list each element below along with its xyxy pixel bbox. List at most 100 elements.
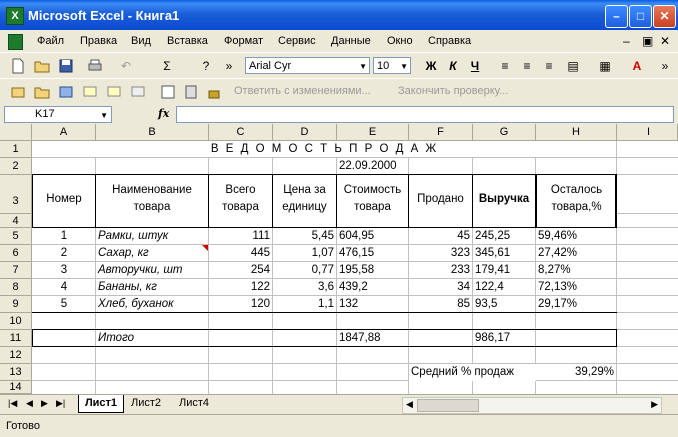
row-header-4[interactable]: 4: [0, 214, 32, 228]
first-sheet-icon[interactable]: |◀: [8, 398, 17, 409]
menu-edit[interactable]: Правка: [80, 35, 117, 47]
tab-sheet1[interactable]: Лист1: [78, 395, 124, 413]
bold-button[interactable]: Ж: [422, 57, 440, 75]
tab-sheet2[interactable]: Лист2: [124, 395, 168, 412]
checkbox-icon[interactable]: [160, 84, 176, 100]
cell-cost[interactable]: 604,95: [337, 228, 408, 245]
merge-center-icon[interactable]: ▤: [564, 57, 582, 75]
cell-name[interactable]: Сахар, кг: [96, 245, 209, 262]
avg-value[interactable]: 39,29%: [536, 364, 616, 381]
row-header-2[interactable]: 2: [0, 158, 32, 175]
column-header-i[interactable]: I: [617, 124, 678, 141]
underline-button[interactable]: Ч: [466, 57, 484, 75]
menu-insert[interactable]: Вставка: [167, 35, 208, 47]
row-header-13[interactable]: 13: [0, 364, 32, 381]
menu-format[interactable]: Формат: [224, 35, 263, 47]
borders-icon[interactable]: ▦: [596, 57, 614, 75]
cell-cost[interactable]: 132: [337, 296, 408, 313]
header-cell-name[interactable]: Наименование товара: [96, 175, 208, 227]
cell-total[interactable]: 122: [209, 279, 272, 296]
cell-left[interactable]: 29,17%: [536, 296, 616, 313]
row-header-7[interactable]: 7: [0, 262, 32, 279]
last-sheet-icon[interactable]: ▶|: [56, 398, 65, 409]
row-header-6[interactable]: 6: [0, 245, 32, 262]
column-header-a[interactable]: A: [32, 124, 96, 141]
cell-sold[interactable]: 323: [409, 245, 472, 262]
menu-window[interactable]: Окно: [387, 35, 413, 47]
formula-input[interactable]: [176, 106, 674, 123]
font-color-icon[interactable]: A: [628, 57, 646, 75]
avg-label[interactable]: Средний % продаж: [409, 364, 536, 381]
horizontal-scrollbar[interactable]: ◀ ▶: [402, 397, 662, 414]
reply-changes-button[interactable]: Ответить с изменениями...: [234, 85, 371, 97]
excel-icon[interactable]: X: [6, 7, 24, 25]
row-header-11[interactable]: 11: [0, 330, 32, 347]
toolbar-options-icon[interactable]: »: [220, 57, 238, 75]
cell-sold[interactable]: 85: [409, 296, 472, 313]
header-cell-num[interactable]: Номер: [33, 175, 95, 227]
cell-revenue[interactable]: 122,4: [473, 279, 535, 296]
close-button[interactable]: ✕: [653, 5, 676, 28]
cell-left[interactable]: 59,46%: [536, 228, 616, 245]
column-header-g[interactable]: G: [473, 124, 536, 141]
cell-name[interactable]: Рамки, штук: [96, 228, 209, 245]
column-header-e[interactable]: E: [337, 124, 409, 141]
menu-data[interactable]: Данные: [331, 35, 371, 47]
doc-close-button[interactable]: ✕: [660, 34, 670, 48]
show-comments-icon[interactable]: [106, 84, 122, 100]
tab-sheet4[interactable]: Лист4: [172, 395, 216, 412]
header-cell-revenue[interactable]: Выручка: [473, 175, 535, 227]
delete-comment-icon[interactable]: [130, 84, 146, 100]
align-right-icon[interactable]: ≡: [540, 57, 558, 75]
name-box[interactable]: K17 ▼: [4, 106, 112, 123]
comment-indicator-icon[interactable]: [202, 245, 208, 251]
sheet-title[interactable]: В Е Д О М О С Т Ь П Р О Д А Ж: [33, 141, 616, 157]
cell-revenue[interactable]: 345,61: [473, 245, 535, 262]
prev-sheet-icon[interactable]: ◀: [26, 398, 33, 409]
scroll-thumb[interactable]: [417, 399, 479, 412]
minimize-button[interactable]: –: [605, 5, 628, 28]
cell-name[interactable]: Авторучки, шт: [96, 262, 209, 279]
cell-price[interactable]: 5,45: [273, 228, 336, 245]
cell-num[interactable]: 4: [32, 279, 96, 296]
total-revenue[interactable]: 986,17: [473, 330, 535, 347]
undo-icon[interactable]: ↶: [117, 57, 135, 75]
column-header-b[interactable]: B: [96, 124, 209, 141]
cell-name[interactable]: Хлеб, буханок: [96, 296, 209, 313]
maximize-button[interactable]: □: [629, 5, 652, 28]
cell-cost[interactable]: 439,2: [337, 279, 408, 296]
fx-icon[interactable]: fx: [158, 107, 169, 120]
row-header-9[interactable]: 9: [0, 296, 32, 313]
cell-cost[interactable]: 476,15: [337, 245, 408, 262]
menu-file[interactable]: Файл: [37, 35, 64, 47]
menu-help[interactable]: Справка: [428, 35, 471, 47]
folder-icon[interactable]: [34, 84, 50, 100]
cell-revenue[interactable]: 245,25: [473, 228, 535, 245]
cell-total[interactable]: 254: [209, 262, 272, 279]
row-header-12[interactable]: 12: [0, 347, 32, 364]
header-cell-price[interactable]: Цена за единицу: [273, 175, 336, 227]
cell-price[interactable]: 3,6: [273, 279, 336, 296]
row-header-5[interactable]: 5: [0, 228, 32, 245]
lock-icon[interactable]: [206, 84, 222, 100]
header-cell-sold[interactable]: Продано: [409, 175, 472, 227]
toolbar-options-icon[interactable]: »: [656, 57, 674, 75]
print-icon[interactable]: [87, 58, 103, 74]
row-header-1[interactable]: 1: [0, 141, 32, 158]
scroll-right-icon[interactable]: ▶: [651, 399, 658, 410]
cell-cost[interactable]: 195,58: [337, 262, 408, 279]
next-sheet-icon[interactable]: ▶: [41, 398, 48, 409]
cell-left[interactable]: 8,27%: [536, 262, 616, 279]
column-header-f[interactable]: F: [409, 124, 473, 141]
worksheet-grid[interactable]: A B C D E F G H I 1 2 3 4 5 6 7 8 9 10 1…: [0, 124, 678, 394]
open-icon[interactable]: [34, 58, 50, 74]
send-mail-icon[interactable]: [10, 84, 26, 100]
row-header-14[interactable]: 14: [0, 381, 32, 394]
cell-price[interactable]: 1,07: [273, 245, 336, 262]
total-cost[interactable]: 1847,88: [337, 330, 408, 347]
row-header-10[interactable]: 10: [0, 313, 32, 330]
cell-left[interactable]: 72,13%: [536, 279, 616, 296]
row-header-3[interactable]: 3: [0, 175, 32, 214]
workbook-icon[interactable]: [8, 34, 23, 50]
italic-button[interactable]: К: [444, 57, 462, 75]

Task description – Reproduce the data above line for line, without any change, omitting the pictures from your answer.

Result –
list each element below along with its xyxy pixel bbox. List at most 100 elements.
row-header-4[interactable]: 4: [0, 214, 32, 228]
first-sheet-icon[interactable]: |◀: [8, 398, 17, 409]
menu-edit[interactable]: Правка: [80, 35, 117, 47]
tab-sheet1[interactable]: Лист1: [78, 395, 124, 413]
bold-button[interactable]: Ж: [422, 57, 440, 75]
tab-sheet2[interactable]: Лист2: [124, 395, 168, 412]
checkbox-icon[interactable]: [160, 84, 176, 100]
cell-cost[interactable]: 604,95: [337, 228, 408, 245]
merge-center-icon[interactable]: ▤: [564, 57, 582, 75]
cell-name[interactable]: Сахар, кг: [96, 245, 209, 262]
avg-value[interactable]: 39,29%: [536, 364, 616, 381]
row-header-2[interactable]: 2: [0, 158, 32, 175]
column-header-i[interactable]: I: [617, 124, 678, 141]
underline-button[interactable]: Ч: [466, 57, 484, 75]
menu-insert[interactable]: Вставка: [167, 35, 208, 47]
row-header-13[interactable]: 13: [0, 364, 32, 381]
menu-format[interactable]: Формат: [224, 35, 263, 47]
borders-icon[interactable]: ▦: [596, 57, 614, 75]
cell-cost[interactable]: 132: [337, 296, 408, 313]
header-cell-name[interactable]: Наименование товара: [96, 175, 208, 227]
cell-total[interactable]: 122: [209, 279, 272, 296]
cell-left[interactable]: 29,17%: [536, 296, 616, 313]
row-header-7[interactable]: 7: [0, 262, 32, 279]
last-sheet-icon[interactable]: ▶|: [56, 398, 65, 409]
row-header-6[interactable]: 6: [0, 245, 32, 262]
column-header-a[interactable]: A: [32, 124, 96, 141]
cell-sold[interactable]: 323: [409, 245, 472, 262]
menu-window[interactable]: Окно: [387, 35, 413, 47]
formula-input[interactable]: [176, 106, 674, 123]
font-color-icon[interactable]: A: [628, 57, 646, 75]
avg-label[interactable]: Средний % продаж: [409, 364, 536, 381]
horizontal-scrollbar[interactable]: ◀ ▶: [402, 397, 662, 414]
reply-changes-button[interactable]: Ответить с изменениями...: [234, 85, 371, 97]
excel-icon[interactable]: X: [6, 7, 24, 25]
row-header-11[interactable]: 11: [0, 330, 32, 347]
toolbar-options-icon[interactable]: »: [220, 57, 238, 75]
cell-sold[interactable]: 85: [409, 296, 472, 313]
header-cell-num[interactable]: Номер: [33, 175, 95, 227]
cell-revenue[interactable]: 122,4: [473, 279, 535, 296]
close-button[interactable]: ✕: [653, 5, 676, 28]
cell-left[interactable]: 59,46%: [536, 228, 616, 245]
column-header-g[interactable]: G: [473, 124, 536, 141]
cell-name[interactable]: Рамки, штук: [96, 228, 209, 245]
column-header-e[interactable]: E: [337, 124, 409, 141]
menu-data[interactable]: Данные: [331, 35, 371, 47]
doc-close-button[interactable]: ✕: [660, 34, 670, 48]
show-comments-icon[interactable]: [106, 84, 122, 100]
tab-sheet4[interactable]: Лист4: [172, 395, 216, 412]
header-cell-revenue[interactable]: Выручка: [473, 175, 535, 227]
delete-comment-icon[interactable]: [130, 84, 146, 100]
align-right-icon[interactable]: ≡: [540, 57, 558, 75]
name-box[interactable]: K17 ▼: [4, 106, 112, 123]
comment-indicator-icon[interactable]: [202, 245, 208, 251]
sheet-title[interactable]: В Е Д О М О С Т Ь П Р О Д А Ж: [33, 141, 616, 157]
cell-revenue[interactable]: 345,61: [473, 245, 535, 262]
prev-sheet-icon[interactable]: ◀: [26, 398, 33, 409]
scroll-thumb[interactable]: [417, 399, 479, 412]
minimize-button[interactable]: –: [605, 5, 628, 28]
cell-name[interactable]: Авторучки, шт: [96, 262, 209, 279]
cell-price[interactable]: 5,45: [273, 228, 336, 245]
cell-num[interactable]: 4: [32, 279, 96, 296]
total-revenue[interactable]: 986,17: [473, 330, 535, 347]
undo-icon[interactable]: ↶: [117, 57, 135, 75]
column-header-b[interactable]: B: [96, 124, 209, 141]
cell-name[interactable]: Хлеб, буханок: [96, 296, 209, 313]
maximize-button[interactable]: □: [629, 5, 652, 28]
cell-cost[interactable]: 439,2: [337, 279, 408, 296]
fx-icon[interactable]: fx: [158, 107, 169, 120]
row-header-9[interactable]: 9: [0, 296, 32, 313]
cell-cost[interactable]: 476,15: [337, 245, 408, 262]
menu-file[interactable]: Файл: [37, 35, 64, 47]
menu-help[interactable]: Справка: [428, 35, 471, 47]
folder-icon[interactable]: [34, 84, 50, 100]
cell-revenue[interactable]: 245,25: [473, 228, 535, 245]
cell-total[interactable]: 254: [209, 262, 272, 279]
row-header-12[interactable]: 12: [0, 347, 32, 364]
header-cell-price[interactable]: Цена за единицу: [273, 175, 336, 227]
cell-price[interactable]: 3,6: [273, 279, 336, 296]
row-header-5[interactable]: 5: [0, 228, 32, 245]
lock-icon[interactable]: [206, 84, 222, 100]
header-cell-sold[interactable]: Продано: [409, 175, 472, 227]
toolbar-options-icon[interactable]: »: [656, 57, 674, 75]
print-icon[interactable]: [87, 58, 103, 74]
row-header-1[interactable]: 1: [0, 141, 32, 158]
scroll-right-icon[interactable]: ▶: [651, 399, 658, 410]
cell-cost[interactable]: 195,58: [337, 262, 408, 279]
next-sheet-icon[interactable]: ▶: [41, 398, 48, 409]
cell-left[interactable]: 8,27%: [536, 262, 616, 279]
column-header-f[interactable]: F: [409, 124, 473, 141]
worksheet-grid[interactable]: A B C D E F G H I 1 2 3 4 5 6 7 8 9 10 1…: [0, 124, 678, 394]
open-icon[interactable]: [34, 58, 50, 74]
send-mail-icon[interactable]: [10, 84, 26, 100]
row-header-14[interactable]: 14: [0, 381, 32, 394]
cell-price[interactable]: 1,07: [273, 245, 336, 262]
total-cost[interactable]: 1847,88: [337, 330, 408, 347]
row-header-10[interactable]: 10: [0, 313, 32, 330]
cell-left[interactable]: 72,13%: [536, 279, 616, 296]
row-header-3[interactable]: 3: [0, 175, 32, 214]
workbook-icon[interactable]: [8, 34, 23, 50]
italic-button[interactable]: К: [444, 57, 462, 75]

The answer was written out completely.